- **Given request**: Render every entry exactly as it appears.

# START OF Input data

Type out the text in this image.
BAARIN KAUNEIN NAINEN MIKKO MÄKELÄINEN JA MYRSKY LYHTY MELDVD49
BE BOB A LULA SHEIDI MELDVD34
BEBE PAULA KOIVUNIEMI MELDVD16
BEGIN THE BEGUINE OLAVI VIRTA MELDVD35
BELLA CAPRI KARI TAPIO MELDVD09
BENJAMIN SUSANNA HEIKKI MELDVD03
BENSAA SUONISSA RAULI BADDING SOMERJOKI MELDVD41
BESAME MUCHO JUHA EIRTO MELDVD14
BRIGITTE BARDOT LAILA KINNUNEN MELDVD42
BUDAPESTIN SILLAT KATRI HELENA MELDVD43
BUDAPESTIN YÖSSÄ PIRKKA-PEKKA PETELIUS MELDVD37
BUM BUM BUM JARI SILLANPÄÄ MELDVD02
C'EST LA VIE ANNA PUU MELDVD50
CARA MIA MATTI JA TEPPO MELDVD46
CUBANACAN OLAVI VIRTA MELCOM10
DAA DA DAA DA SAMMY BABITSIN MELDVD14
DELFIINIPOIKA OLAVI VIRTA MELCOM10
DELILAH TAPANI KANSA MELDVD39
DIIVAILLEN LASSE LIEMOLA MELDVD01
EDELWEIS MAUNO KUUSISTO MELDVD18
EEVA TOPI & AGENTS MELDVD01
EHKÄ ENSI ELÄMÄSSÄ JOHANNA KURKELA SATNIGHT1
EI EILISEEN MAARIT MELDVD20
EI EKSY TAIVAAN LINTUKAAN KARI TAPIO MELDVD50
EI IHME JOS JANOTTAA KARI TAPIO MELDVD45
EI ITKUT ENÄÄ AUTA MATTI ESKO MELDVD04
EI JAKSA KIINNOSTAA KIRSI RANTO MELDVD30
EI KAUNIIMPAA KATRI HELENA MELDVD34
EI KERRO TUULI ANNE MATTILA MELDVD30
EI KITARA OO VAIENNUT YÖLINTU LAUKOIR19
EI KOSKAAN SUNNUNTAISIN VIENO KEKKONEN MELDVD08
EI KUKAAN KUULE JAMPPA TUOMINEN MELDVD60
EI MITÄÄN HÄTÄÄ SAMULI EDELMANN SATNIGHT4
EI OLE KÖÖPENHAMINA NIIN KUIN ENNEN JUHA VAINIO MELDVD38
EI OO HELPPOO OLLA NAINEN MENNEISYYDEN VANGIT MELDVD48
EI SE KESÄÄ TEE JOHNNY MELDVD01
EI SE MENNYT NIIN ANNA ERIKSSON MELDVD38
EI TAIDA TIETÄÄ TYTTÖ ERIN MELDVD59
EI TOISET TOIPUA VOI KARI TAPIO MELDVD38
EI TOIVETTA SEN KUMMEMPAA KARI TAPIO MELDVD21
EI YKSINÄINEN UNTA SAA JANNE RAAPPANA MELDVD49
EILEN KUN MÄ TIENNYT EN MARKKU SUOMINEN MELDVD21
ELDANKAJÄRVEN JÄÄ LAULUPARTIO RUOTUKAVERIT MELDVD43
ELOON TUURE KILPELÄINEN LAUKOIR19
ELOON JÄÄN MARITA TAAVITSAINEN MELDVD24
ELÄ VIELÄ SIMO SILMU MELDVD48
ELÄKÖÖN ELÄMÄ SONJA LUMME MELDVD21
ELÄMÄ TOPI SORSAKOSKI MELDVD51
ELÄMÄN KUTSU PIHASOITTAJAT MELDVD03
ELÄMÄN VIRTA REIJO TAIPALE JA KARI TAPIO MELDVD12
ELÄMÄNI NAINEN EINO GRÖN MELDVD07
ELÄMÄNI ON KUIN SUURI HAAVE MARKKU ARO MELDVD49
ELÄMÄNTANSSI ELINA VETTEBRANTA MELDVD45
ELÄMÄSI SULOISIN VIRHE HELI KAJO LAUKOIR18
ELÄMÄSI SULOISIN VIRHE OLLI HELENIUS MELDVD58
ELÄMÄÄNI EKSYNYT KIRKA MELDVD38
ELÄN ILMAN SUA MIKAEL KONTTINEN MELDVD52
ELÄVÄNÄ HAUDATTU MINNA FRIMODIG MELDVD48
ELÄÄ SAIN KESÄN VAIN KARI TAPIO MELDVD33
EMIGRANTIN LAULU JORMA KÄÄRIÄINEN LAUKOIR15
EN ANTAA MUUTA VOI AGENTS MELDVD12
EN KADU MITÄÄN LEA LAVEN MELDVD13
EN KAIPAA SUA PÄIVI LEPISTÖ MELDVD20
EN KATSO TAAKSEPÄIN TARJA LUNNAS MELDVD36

# END OF Input data

- **Exercise result**:
Type out the text in this image.
BAARIN KAUNEIN NAINEN MIKKO MÄKELÄINEN JA MYRSKY LYHTY MELDVD49
BE BOB A LULA SHEIDI MELDVD34
BEBE PAULA KOIVUNIEMI MELDVD16
BEGIN THE BEGUINE OLAVI VIRTA MELDVD35
BELLA CAPRI KARI TAPIO MELDVD09
BENJAMIN SUSANNA HEIKKI MELDVD03
BENSAA SUONISSA RAULI BADDING SOMERJOKI MELDVD41
BESAME MUCHO JUHA EIRTO MELDVD14
BRIGITTE BARDOT LAILA KINNUNEN MELDVD42
BUDAPESTIN SILLAT KATRI HELENA MELDVD43
BUDAPESTIN YÖSSÄ PIRKKA-PEKKA PETELIUS MELDVD37
BUM BUM BUM JARI SILLANPÄÄ MELDVD02
C'EST LA VIE ANNA PUU MELDVD50
CARA MIA MATTI JA TEPPO MELDVD46
CUBANACAN OLAVI VIRTA MELCOM10
DAA DA DAA DA SAMMY BABITSIN MELDVD14
DELFIINIPOIKA OLAVI VIRTA MELCOM10
DELILAH TAPANI KANSA MELDVD39
DIIVAILLEN LASSE LIEMOLA MELDVD01
EDELWEIS MAUNO KUUSISTO MELDVD18
EEVA TOPI & AGENTS MELDVD01
EHKÄ ENSI ELÄMÄSSÄ JOHANNA KURKELA SATNIGHT1
EI EILISEEN MAARIT MELDVD20
EI EKSY TAIVAAN LINTUKAAN KARI TAPIO MELDVD50
EI IHME JOS JANOTTAA KARI TAPIO MELDVD45
EI ITKUT ENÄÄ AUTA MATTI ESKO MELDVD04
EI JAKSA KIINNOSTAA KIRSI RANTO MELDVD30
EI KAUNIIMPAA KATRI HELENA MELDVD34
EI KERRO TUULI ANNE MATTILA MELDVD30
EI KITARA OO VAIENNUT YÖLINTU LAUKOIR19
EI KOSKAAN SUNNUNTAISIN VIENO KEKKONEN MELDVD08
EI KUKAAN KUULE JAMPPA TUOMINEN MELDVD60
EI MITÄÄN HÄTÄÄ SAMULI EDELMANN SATNIGHT4
EI OLE KÖÖPENHAMINA NIIN KUIN ENNEN JUHA VAINIO MELDVD38
EI OO HELPPOO OLLA NAINEN MENNEISYYDEN VANGIT MELDVD48
EI SE KESÄÄ TEE JOHNNY MELDVD01
EI SE MENNYT NIIN ANNA ERIKSSON MELDVD38
EI TAIDA TIETÄÄ TYTTÖ ERIN MELDVD59
EI TOISET TOIPUA VOI KARI TAPIO MELDVD38
EI TOIVETTA SEN KUMMEMPAA KARI TAPIO MELDVD21
EI YKSINÄINEN UNTA SAA JANNE RAAPPANA MELDVD49
EILEN KUN MÄ TIENNYT EN MARKKU SUOMINEN MELDVD21
ELDANKAJÄRVEN JÄÄ LAULUPARTIO RUOTUKAVERIT MELDVD43
ELOON TUURE KILPELÄINEN LAUKOIR19
ELOON JÄÄN MARITA TAAVITSAINEN MELDVD24
ELÄ VIELÄ SIMO SILMU MELDVD48
ELÄKÖÖN ELÄMÄ SONJA LUMME MELDVD21
ELÄMÄ TOPI SORSAKOSKI MELDVD51
ELÄMÄN KUTSU PIHASOITTAJAT MELDVD03
ELÄMÄN VIRTA REIJO TAIPALE JA KARI TAPIO MELDVD12
ELÄMÄNI NAINEN EINO GRÖN MELDVD07
ELÄMÄNI ON KUIN SUURI HAAVE MARKKU ARO MELDVD49
ELÄMÄNTANSSI ELINA VETTEBRANTA MELDVD45
ELÄMÄSI SULOISIN VIRHE HELI KAJO LAUKOIR18
ELÄMÄSI SULOISIN VIRHE OLLI HELENIUS MELDVD58
ELÄMÄÄNI EKSYNYT KIRKA MELDVD38
ELÄN ILMAN SUA MIKAEL KONTTINEN MELDVD52
ELÄVÄNÄ HAUDATTU MINNA FRIMODIG MELDVD48
ELÄÄ SAIN KESÄN VAIN KARI TAPIO MELDVD33
EMIGRANTIN LAULU JORMA KÄÄRIÄINEN LAUKOIR15
EN ANTAA MUUTA VOI AGENTS MELDVD12
EN KADU MITÄÄN LEA LAVEN MELDVD13
EN KAIPAA SUA PÄIVI LEPISTÖ MELDVD20
EN KATSO TAAKSEPÄIN TARJA LUNNAS MELDVD36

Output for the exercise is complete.